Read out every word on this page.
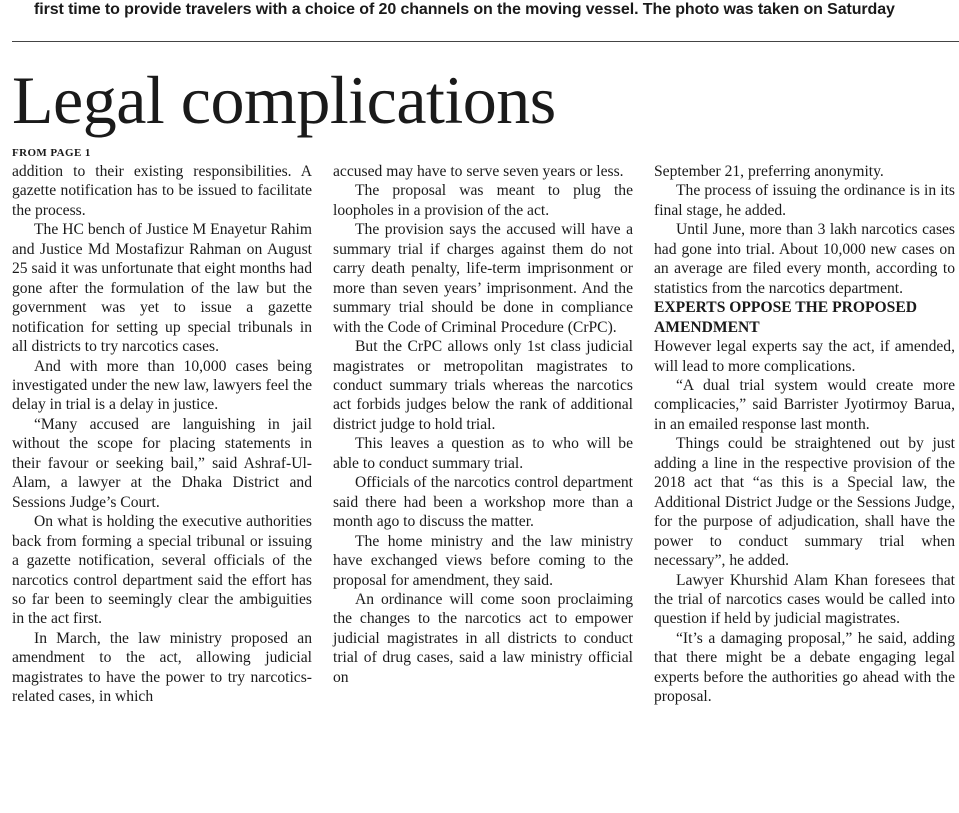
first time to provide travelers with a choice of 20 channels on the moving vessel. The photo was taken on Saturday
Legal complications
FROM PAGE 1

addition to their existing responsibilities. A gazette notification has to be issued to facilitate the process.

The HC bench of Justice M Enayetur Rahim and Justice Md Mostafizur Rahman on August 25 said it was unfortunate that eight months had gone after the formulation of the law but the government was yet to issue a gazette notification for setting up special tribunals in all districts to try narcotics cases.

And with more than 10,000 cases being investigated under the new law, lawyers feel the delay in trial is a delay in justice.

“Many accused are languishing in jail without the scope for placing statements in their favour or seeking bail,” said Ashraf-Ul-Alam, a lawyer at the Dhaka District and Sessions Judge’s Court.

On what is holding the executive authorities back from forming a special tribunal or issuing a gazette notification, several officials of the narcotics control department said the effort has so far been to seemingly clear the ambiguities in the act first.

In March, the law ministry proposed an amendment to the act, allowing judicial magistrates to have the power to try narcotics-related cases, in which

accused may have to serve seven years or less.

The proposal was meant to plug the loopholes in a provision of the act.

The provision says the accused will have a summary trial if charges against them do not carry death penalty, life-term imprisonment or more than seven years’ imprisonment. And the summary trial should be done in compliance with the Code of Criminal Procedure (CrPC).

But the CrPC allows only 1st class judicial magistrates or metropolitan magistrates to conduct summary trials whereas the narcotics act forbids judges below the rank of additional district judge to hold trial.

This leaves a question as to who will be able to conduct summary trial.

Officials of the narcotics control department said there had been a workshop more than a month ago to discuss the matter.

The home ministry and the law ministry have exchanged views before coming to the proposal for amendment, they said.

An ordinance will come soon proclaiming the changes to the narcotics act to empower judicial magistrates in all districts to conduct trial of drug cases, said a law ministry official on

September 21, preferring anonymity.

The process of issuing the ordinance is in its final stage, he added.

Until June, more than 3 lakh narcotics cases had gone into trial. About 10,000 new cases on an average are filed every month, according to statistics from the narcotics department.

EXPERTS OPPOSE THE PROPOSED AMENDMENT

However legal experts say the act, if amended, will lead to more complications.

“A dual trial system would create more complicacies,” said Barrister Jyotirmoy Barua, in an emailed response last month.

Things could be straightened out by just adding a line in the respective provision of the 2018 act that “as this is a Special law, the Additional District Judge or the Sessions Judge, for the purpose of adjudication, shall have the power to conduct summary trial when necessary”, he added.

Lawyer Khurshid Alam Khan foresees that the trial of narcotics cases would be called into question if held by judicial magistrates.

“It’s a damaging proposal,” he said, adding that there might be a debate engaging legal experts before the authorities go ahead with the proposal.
--
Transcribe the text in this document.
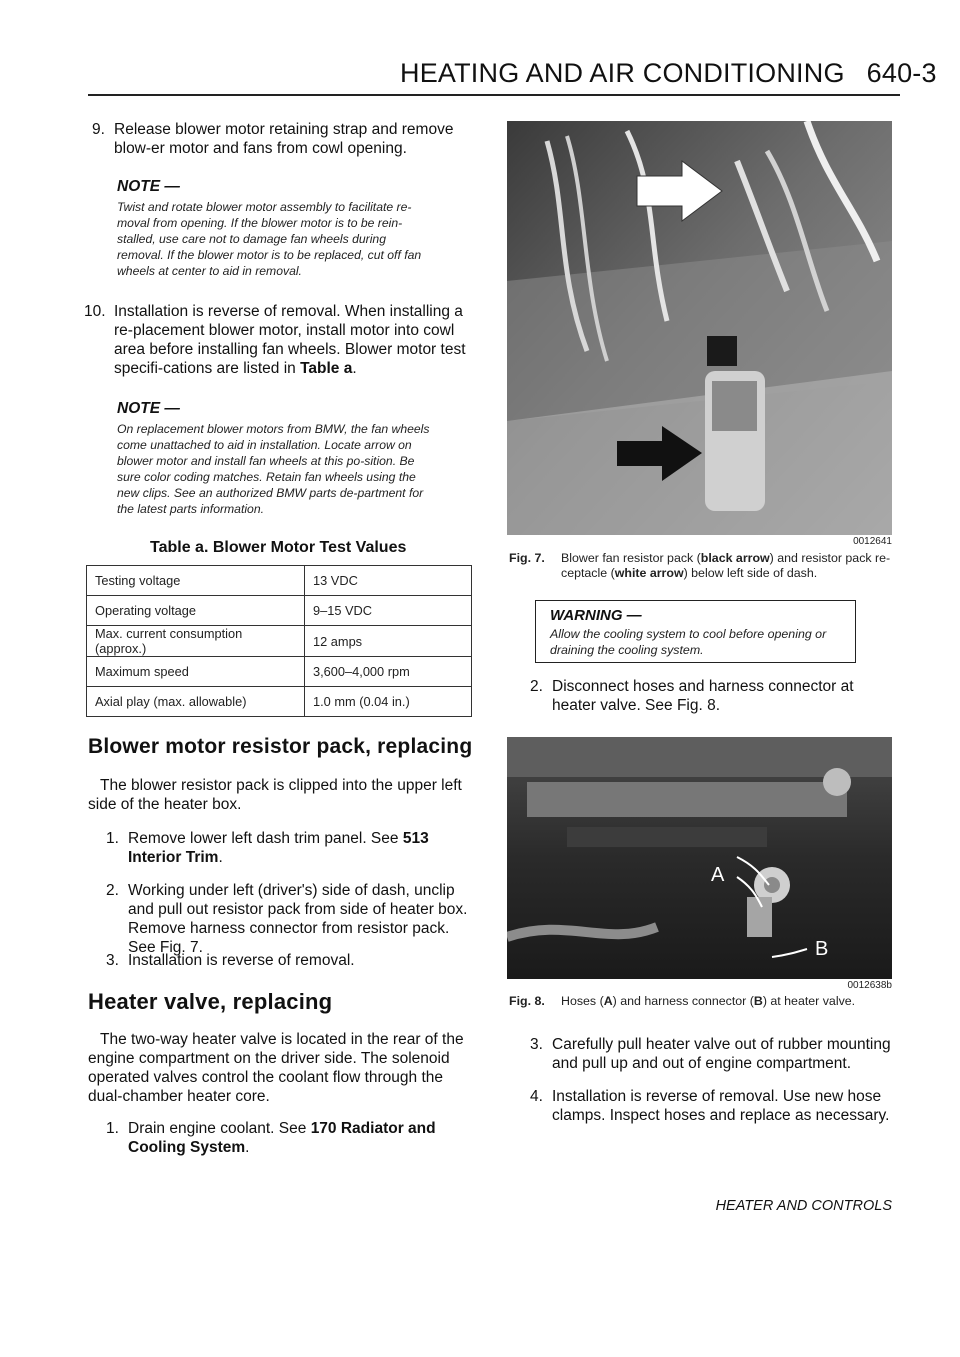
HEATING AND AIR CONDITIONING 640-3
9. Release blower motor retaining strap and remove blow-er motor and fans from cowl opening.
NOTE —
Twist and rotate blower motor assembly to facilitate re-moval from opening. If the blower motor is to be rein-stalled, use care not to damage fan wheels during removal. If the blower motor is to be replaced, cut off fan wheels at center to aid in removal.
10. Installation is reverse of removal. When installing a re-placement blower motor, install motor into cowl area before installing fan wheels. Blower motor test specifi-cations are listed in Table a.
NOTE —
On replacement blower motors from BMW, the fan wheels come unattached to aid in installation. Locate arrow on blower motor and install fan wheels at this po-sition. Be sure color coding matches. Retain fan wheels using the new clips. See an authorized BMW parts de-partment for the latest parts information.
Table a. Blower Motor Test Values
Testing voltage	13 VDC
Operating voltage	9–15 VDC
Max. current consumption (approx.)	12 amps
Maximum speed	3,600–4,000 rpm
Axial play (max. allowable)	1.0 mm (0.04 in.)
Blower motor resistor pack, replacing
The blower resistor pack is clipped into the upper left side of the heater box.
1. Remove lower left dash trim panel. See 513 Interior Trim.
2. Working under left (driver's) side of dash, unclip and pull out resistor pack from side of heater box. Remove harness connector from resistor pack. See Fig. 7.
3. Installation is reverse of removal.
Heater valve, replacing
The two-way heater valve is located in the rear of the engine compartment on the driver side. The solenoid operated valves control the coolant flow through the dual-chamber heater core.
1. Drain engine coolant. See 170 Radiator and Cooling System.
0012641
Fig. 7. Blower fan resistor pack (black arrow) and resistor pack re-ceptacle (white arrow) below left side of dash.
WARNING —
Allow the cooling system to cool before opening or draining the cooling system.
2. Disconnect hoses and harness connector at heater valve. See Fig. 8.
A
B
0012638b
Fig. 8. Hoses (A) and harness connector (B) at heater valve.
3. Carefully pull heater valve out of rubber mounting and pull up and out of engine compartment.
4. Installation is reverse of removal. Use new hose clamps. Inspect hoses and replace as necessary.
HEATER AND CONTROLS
--
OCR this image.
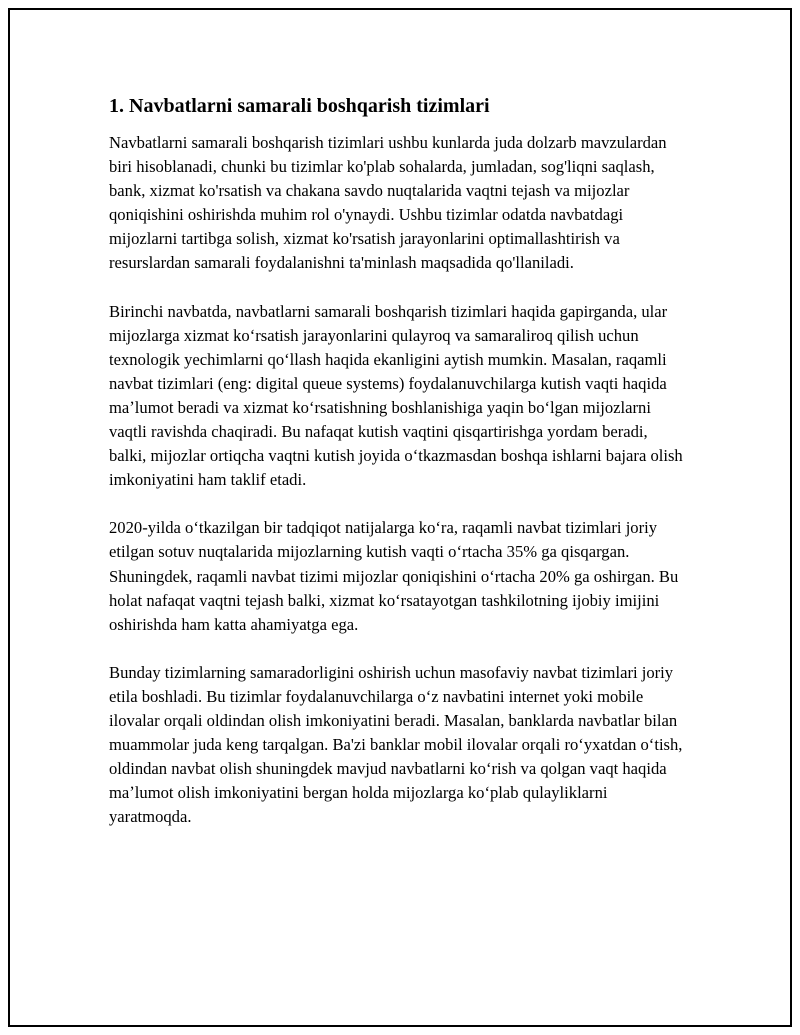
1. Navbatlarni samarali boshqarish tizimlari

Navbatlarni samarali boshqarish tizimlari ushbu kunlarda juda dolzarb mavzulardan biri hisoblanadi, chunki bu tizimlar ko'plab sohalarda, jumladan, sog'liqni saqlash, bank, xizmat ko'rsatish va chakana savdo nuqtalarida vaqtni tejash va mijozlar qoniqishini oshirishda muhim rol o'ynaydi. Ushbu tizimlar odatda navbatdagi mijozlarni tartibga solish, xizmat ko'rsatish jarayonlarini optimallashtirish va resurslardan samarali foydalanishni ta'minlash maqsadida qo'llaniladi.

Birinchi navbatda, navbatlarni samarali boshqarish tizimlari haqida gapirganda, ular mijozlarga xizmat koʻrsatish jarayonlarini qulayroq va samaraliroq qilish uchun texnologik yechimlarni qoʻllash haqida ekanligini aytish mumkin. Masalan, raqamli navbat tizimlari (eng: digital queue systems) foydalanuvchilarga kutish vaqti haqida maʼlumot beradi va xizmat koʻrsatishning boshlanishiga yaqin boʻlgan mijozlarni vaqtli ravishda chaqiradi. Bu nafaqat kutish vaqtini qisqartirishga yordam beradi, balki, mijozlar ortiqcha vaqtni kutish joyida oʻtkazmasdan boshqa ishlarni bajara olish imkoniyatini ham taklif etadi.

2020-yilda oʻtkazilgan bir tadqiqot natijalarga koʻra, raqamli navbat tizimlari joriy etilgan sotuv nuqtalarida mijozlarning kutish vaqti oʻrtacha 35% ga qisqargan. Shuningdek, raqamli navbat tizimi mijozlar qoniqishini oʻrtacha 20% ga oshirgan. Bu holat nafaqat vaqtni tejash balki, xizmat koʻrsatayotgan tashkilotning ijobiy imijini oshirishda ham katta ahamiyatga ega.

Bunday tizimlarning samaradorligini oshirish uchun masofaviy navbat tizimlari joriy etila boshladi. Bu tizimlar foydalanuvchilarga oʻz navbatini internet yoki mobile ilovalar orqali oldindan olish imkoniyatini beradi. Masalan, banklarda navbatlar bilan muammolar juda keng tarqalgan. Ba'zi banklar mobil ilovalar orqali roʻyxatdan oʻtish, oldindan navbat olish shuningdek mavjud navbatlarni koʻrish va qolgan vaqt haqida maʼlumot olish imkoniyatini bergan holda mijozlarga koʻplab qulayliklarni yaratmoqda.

→ REQUIRED TASK
Extract all lines containing the word "department".

→ COMPLETE OUTPUT
On what is holding the executive authorities back from forming a special tribunal or issuing a gazette notification, several officials of the narcotics control department said the effort has so far been to seemingly clear the ambiguities in the act first.
Officials of the narcotics control department said there had been a workshop more than a month ago to discuss the matter.
Until June, more than 3 lakh narcotics cases had gone into trial. About 10,000 new cases on an average are filed every month, according to statistics from the narcotics department.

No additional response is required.